>> BEGIN

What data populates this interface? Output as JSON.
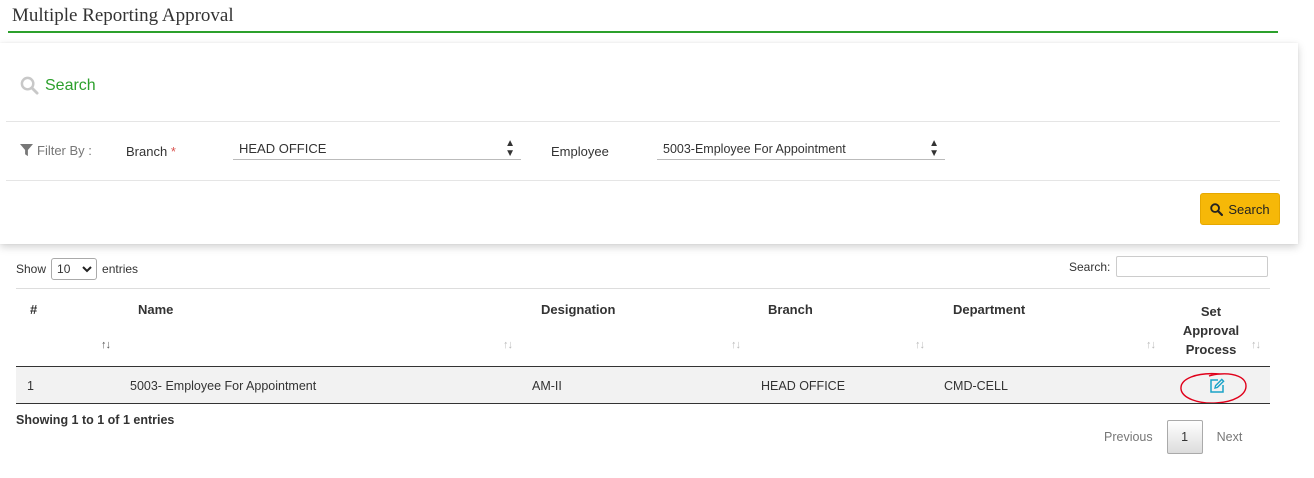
{
  "page": {
    "title": "Multiple Reporting Approval"
  },
  "search_panel": {
    "heading": "Search",
    "filter_by_label": "Filter By :",
    "branch_label": "Branch",
    "required_mark": "*",
    "branch_value": "HEAD OFFICE",
    "employee_label": "Employee",
    "employee_value": "5003-Employee For Appointment",
    "search_button": "Search"
  },
  "table_controls": {
    "show_label": "Show",
    "length_value": "10",
    "entries_label": "entries",
    "search_label": "Search:",
    "search_value": ""
  },
  "table": {
    "headers": {
      "num": "#",
      "name": "Name",
      "designation": "Designation",
      "branch": "Branch",
      "department": "Department",
      "set": "Set",
      "approval": "Approval",
      "process": "Process"
    },
    "rows": [
      {
        "num": "1",
        "name": "5003- Employee For Appointment",
        "designation": "AM-II",
        "branch": "HEAD OFFICE",
        "department": "CMD-CELL",
        "action_icon": "edit-icon"
      }
    ]
  },
  "footer": {
    "info": "Showing 1 to 1 of 1 entries",
    "previous": "Previous",
    "current_page": "1",
    "next": "Next"
  },
  "colors": {
    "accent_green": "#2ca02c",
    "search_button": "#f6b808",
    "edit_icon": "#1aa3c8",
    "annotation_circle": "#e0001a"
  }
}
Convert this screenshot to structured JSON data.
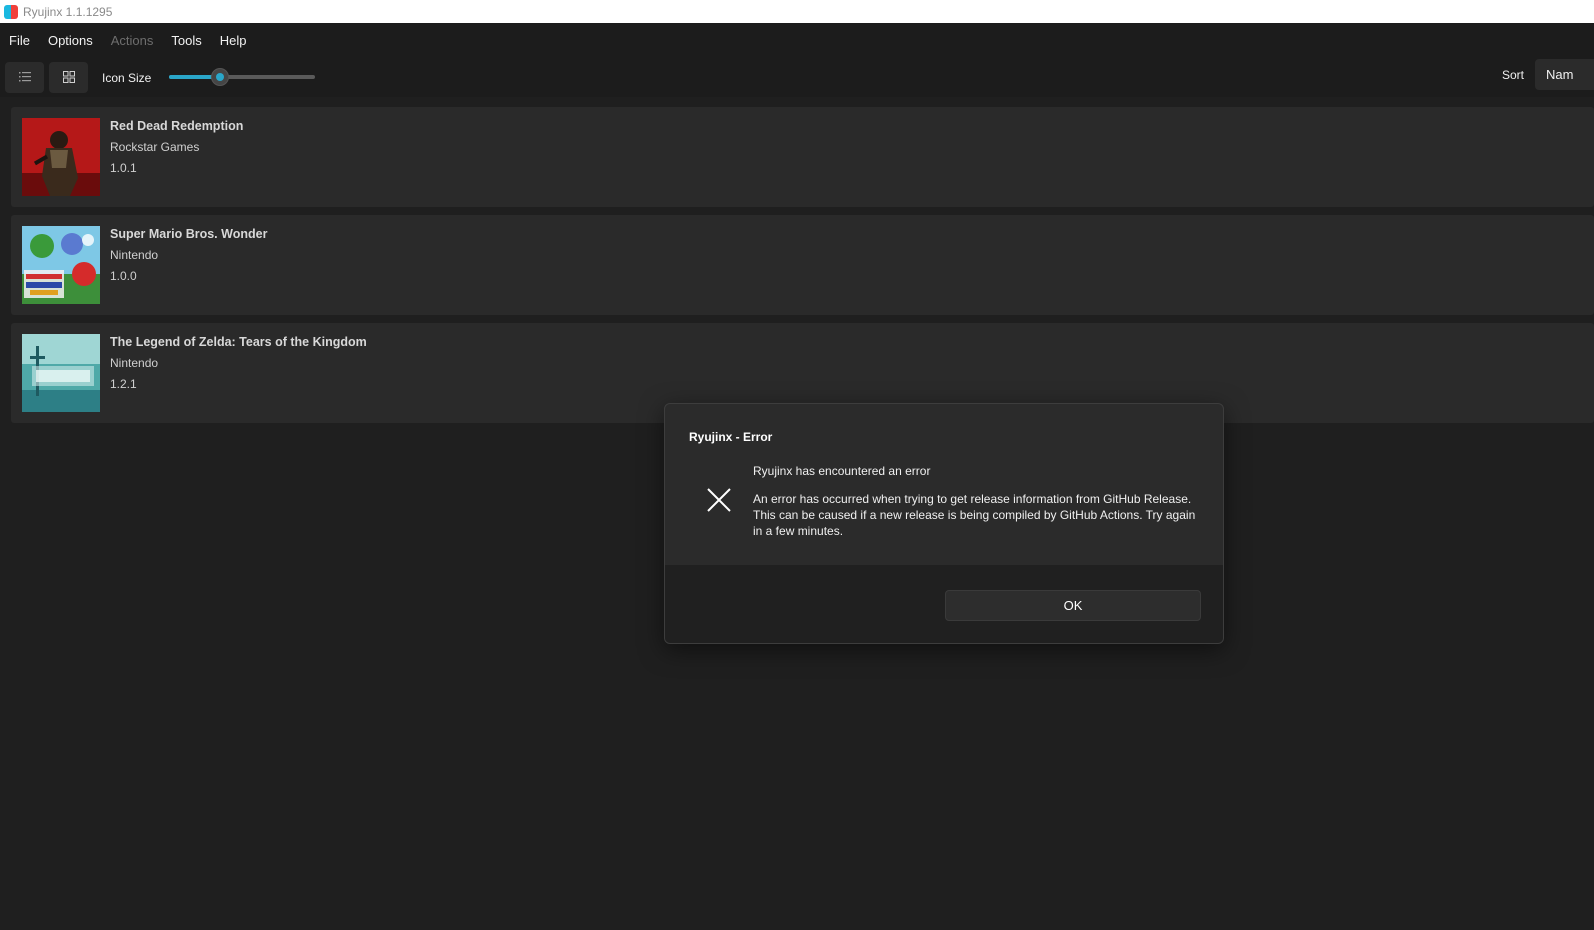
{
  "window": {
    "title": "Ryujinx 1.1.1295"
  },
  "menu": [
    {
      "label": "File",
      "enabled": true
    },
    {
      "label": "Options",
      "enabled": true
    },
    {
      "label": "Actions",
      "enabled": false
    },
    {
      "label": "Tools",
      "enabled": true
    },
    {
      "label": "Help",
      "enabled": true
    }
  ],
  "toolbar": {
    "icon_size_label": "Icon Size",
    "icon_size_value": 0.35,
    "sort_label": "Sort",
    "sort_value": "Nam"
  },
  "games": [
    {
      "title": "Red Dead Redemption",
      "developer": "Rockstar Games",
      "version": "1.0.1"
    },
    {
      "title": "Super Mario Bros. Wonder",
      "developer": "Nintendo",
      "version": "1.0.0"
    },
    {
      "title": "The Legend of Zelda: Tears of the Kingdom",
      "developer": "Nintendo",
      "version": "1.2.1"
    }
  ],
  "dialog": {
    "title": "Ryujinx - Error",
    "heading": "Ryujinx has encountered an error",
    "message": "An error has occurred when trying to get release information from GitHub Release. This can be caused if a new release is being compiled by GitHub Actions. Try again in a few minutes.",
    "ok_label": "OK",
    "icon": "close-icon"
  },
  "colors": {
    "accent": "#2aa6c9",
    "background": "#1f1f1f",
    "row": "#2a2a2a",
    "dialog": "#2b2b2b"
  }
}
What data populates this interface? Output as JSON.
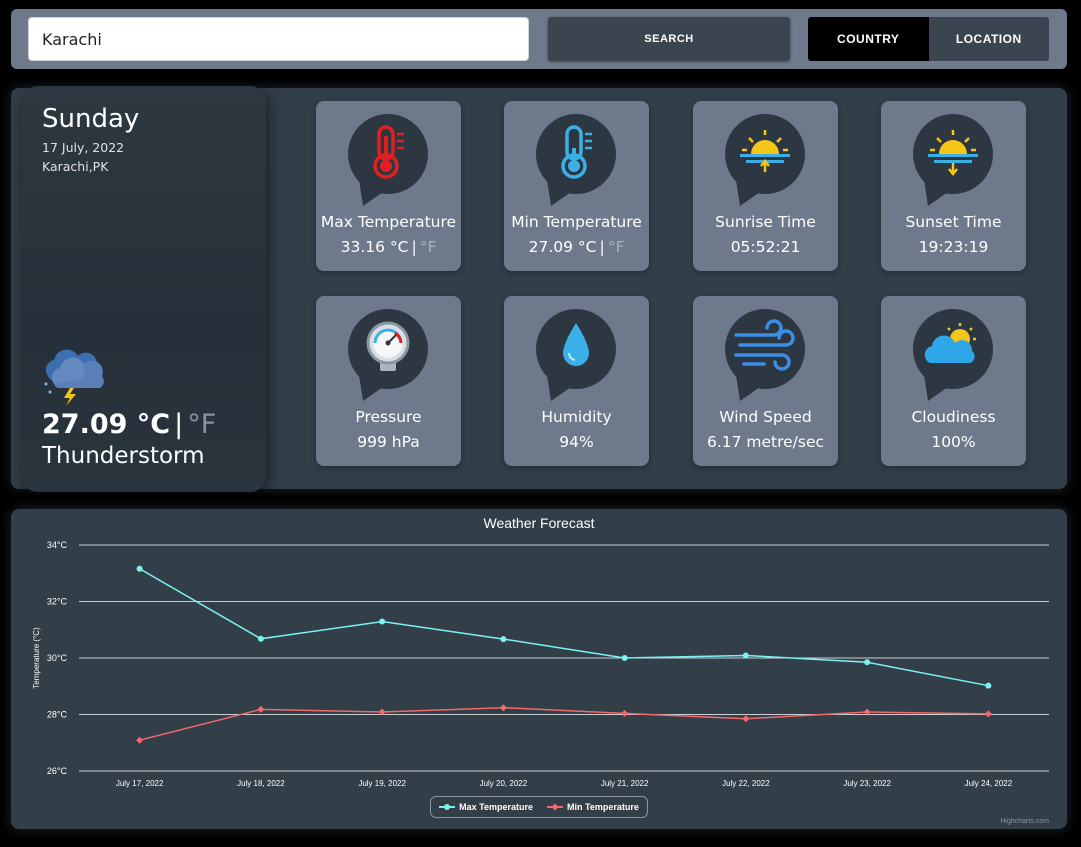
{
  "search": {
    "value": "Karachi",
    "button_label": "SEARCH"
  },
  "toggle": {
    "country_label": "COUNTRY",
    "location_label": "LOCATION",
    "active": "country"
  },
  "today": {
    "day": "Sunday",
    "date": "17 July, 2022",
    "location": "Karachi,PK",
    "temp": "27.09 °C",
    "sep": "|",
    "unit_f": "°F",
    "description": "Thunderstorm",
    "icon": "thunderstorm-icon"
  },
  "stats": [
    {
      "label": "Max Temperature",
      "value": "33.16 °C",
      "sep": "|",
      "alt": "°F",
      "icon": "thermometer-hot-icon"
    },
    {
      "label": "Min Temperature",
      "value": "27.09 °C",
      "sep": "|",
      "alt": "°F",
      "icon": "thermometer-cold-icon"
    },
    {
      "label": "Sunrise Time",
      "value": "05:52:21",
      "icon": "sunrise-icon"
    },
    {
      "label": "Sunset Time",
      "value": "19:23:19",
      "icon": "sunset-icon"
    },
    {
      "label": "Pressure",
      "value": "999 hPa",
      "icon": "pressure-gauge-icon"
    },
    {
      "label": "Humidity",
      "value": "94%",
      "icon": "water-drop-icon"
    },
    {
      "label": "Wind Speed",
      "value": "6.17 metre/sec",
      "icon": "wind-icon"
    },
    {
      "label": "Cloudiness",
      "value": "100%",
      "icon": "cloud-sun-icon"
    }
  ],
  "colors": {
    "max_series": "#7cf3f0",
    "min_series": "#f26a6a",
    "panel": "#323e48",
    "card": "#6e7a8c"
  },
  "credit": "Highcharts.com",
  "chart_data": {
    "type": "line",
    "title": "Weather Forecast",
    "xlabel": "",
    "ylabel": "Temperature (°C)",
    "ylim": [
      26,
      34
    ],
    "yticks": [
      26,
      28,
      30,
      32,
      34
    ],
    "ytick_suffix": "°C",
    "grid": true,
    "legend": "bottom-center",
    "categories": [
      "July 17, 2022",
      "July 18, 2022",
      "July 19, 2022",
      "July 20, 2022",
      "July 21, 2022",
      "July 22, 2022",
      "July 23, 2022",
      "July 24, 2022"
    ],
    "series": [
      {
        "name": "Max Temperature",
        "color": "#7cf3f0",
        "marker": "circle",
        "values": [
          33.16,
          30.68,
          31.29,
          30.67,
          30.0,
          30.09,
          29.85,
          29.02
        ]
      },
      {
        "name": "Min Temperature",
        "color": "#f26a6a",
        "marker": "diamond",
        "values": [
          27.09,
          28.18,
          28.09,
          28.24,
          28.04,
          27.85,
          28.09,
          28.02
        ]
      }
    ]
  }
}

>> END

## Work to do:
The records above need to be restated word for word, with the pictures left out.

## Written response:
What data populates this interface? Output as JSON.
{
  "page": {
    "title": "Multiple Reporting Approval"
  },
  "search_panel": {
    "heading": "Search",
    "filter_by_label": "Filter By :",
    "branch_label": "Branch",
    "required_mark": "*",
    "branch_value": "HEAD OFFICE",
    "employee_label": "Employee",
    "employee_value": "5003-Employee For Appointment",
    "search_button": "Search"
  },
  "table_controls": {
    "show_label": "Show",
    "length_value": "10",
    "entries_label": "entries",
    "search_label": "Search:",
    "search_value": ""
  },
  "table": {
    "headers": {
      "num": "#",
      "name": "Name",
      "designation": "Designation",
      "branch": "Branch",
      "department": "Department",
      "set": "Set",
      "approval": "Approval",
      "process": "Process"
    },
    "rows": [
      {
        "num": "1",
        "name": "5003- Employee For Appointment",
        "designation": "AM-II",
        "branch": "HEAD OFFICE",
        "department": "CMD-CELL",
        "action_icon": "edit-icon"
      }
    ]
  },
  "footer": {
    "info": "Showing 1 to 1 of 1 entries",
    "previous": "Previous",
    "current_page": "1",
    "next": "Next"
  },
  "colors": {
    "accent_green": "#2ca02c",
    "search_button": "#f6b808",
    "edit_icon": "#1aa3c8",
    "annotation_circle": "#e0001a"
  }
}
Convert this screenshot to structured JSON data.
{
  "window": {
    "title": "Ryujinx 1.1.1295"
  },
  "menu": [
    {
      "label": "File",
      "enabled": true
    },
    {
      "label": "Options",
      "enabled": true
    },
    {
      "label": "Actions",
      "enabled": false
    },
    {
      "label": "Tools",
      "enabled": true
    },
    {
      "label": "Help",
      "enabled": true
    }
  ],
  "toolbar": {
    "icon_size_label": "Icon Size",
    "icon_size_value": 0.35,
    "sort_label": "Sort",
    "sort_value": "Nam"
  },
  "games": [
    {
      "title": "Red Dead Redemption",
      "developer": "Rockstar Games",
      "version": "1.0.1"
    },
    {
      "title": "Super Mario Bros. Wonder",
      "developer": "Nintendo",
      "version": "1.0.0"
    },
    {
      "title": "The Legend of Zelda: Tears of the Kingdom",
      "developer": "Nintendo",
      "version": "1.2.1"
    }
  ],
  "dialog": {
    "title": "Ryujinx - Error",
    "heading": "Ryujinx has encountered an error",
    "message": "An error has occurred when trying to get release information from GitHub Release. This can be caused if a new release is being compiled by GitHub Actions. Try again in a few minutes.",
    "ok_label": "OK",
    "icon": "close-icon"
  },
  "colors": {
    "accent": "#2aa6c9",
    "background": "#1f1f1f",
    "row": "#2a2a2a",
    "dialog": "#2b2b2b"
  }
}
What data populates this interface? Output as JSON.
{
  "search": {
    "value": "Karachi",
    "button_label": "SEARCH"
  },
  "toggle": {
    "country_label": "COUNTRY",
    "location_label": "LOCATION",
    "active": "country"
  },
  "today": {
    "day": "Sunday",
    "date": "17 July, 2022",
    "location": "Karachi,PK",
    "temp": "27.09 °C",
    "sep": "|",
    "unit_f": "°F",
    "description": "Thunderstorm",
    "icon": "thunderstorm-icon"
  },
  "stats": [
    {
      "label": "Max Temperature",
      "value": "33.16 °C",
      "sep": "|",
      "alt": "°F",
      "icon": "thermometer-hot-icon"
    },
    {
      "label": "Min Temperature",
      "value": "27.09 °C",
      "sep": "|",
      "alt": "°F",
      "icon": "thermometer-cold-icon"
    },
    {
      "label": "Sunrise Time",
      "value": "05:52:21",
      "icon": "sunrise-icon"
    },
    {
      "label": "Sunset Time",
      "value": "19:23:19",
      "icon": "sunset-icon"
    },
    {
      "label": "Pressure",
      "value": "999 hPa",
      "icon": "pressure-gauge-icon"
    },
    {
      "label": "Humidity",
      "value": "94%",
      "icon": "water-drop-icon"
    },
    {
      "label": "Wind Speed",
      "value": "6.17 metre/sec",
      "icon": "wind-icon"
    },
    {
      "label": "Cloudiness",
      "value": "100%",
      "icon": "cloud-sun-icon"
    }
  ],
  "colors": {
    "max_series": "#7cf3f0",
    "min_series": "#f26a6a",
    "panel": "#323e48",
    "card": "#6e7a8c"
  },
  "credit": "Highcharts.com",
  "chart_data": {
    "type": "line",
    "title": "Weather Forecast",
    "xlabel": "",
    "ylabel": "Temperature (°C)",
    "ylim": [
      26,
      34
    ],
    "yticks": [
      26,
      28,
      30,
      32,
      34
    ],
    "ytick_suffix": "°C",
    "grid": true,
    "legend": "bottom-center",
    "categories": [
      "July 17, 2022",
      "July 18, 2022",
      "July 19, 2022",
      "July 20, 2022",
      "July 21, 2022",
      "July 22, 2022",
      "July 23, 2022",
      "July 24, 2022"
    ],
    "series": [
      {
        "name": "Max Temperature",
        "color": "#7cf3f0",
        "marker": "circle",
        "values": [
          33.16,
          30.68,
          31.29,
          30.67,
          30.0,
          30.09,
          29.85,
          29.02
        ]
      },
      {
        "name": "Min Temperature",
        "color": "#f26a6a",
        "marker": "diamond",
        "values": [
          27.09,
          28.18,
          28.09,
          28.24,
          28.04,
          27.85,
          28.09,
          28.02
        ]
      }
    ]
  }
}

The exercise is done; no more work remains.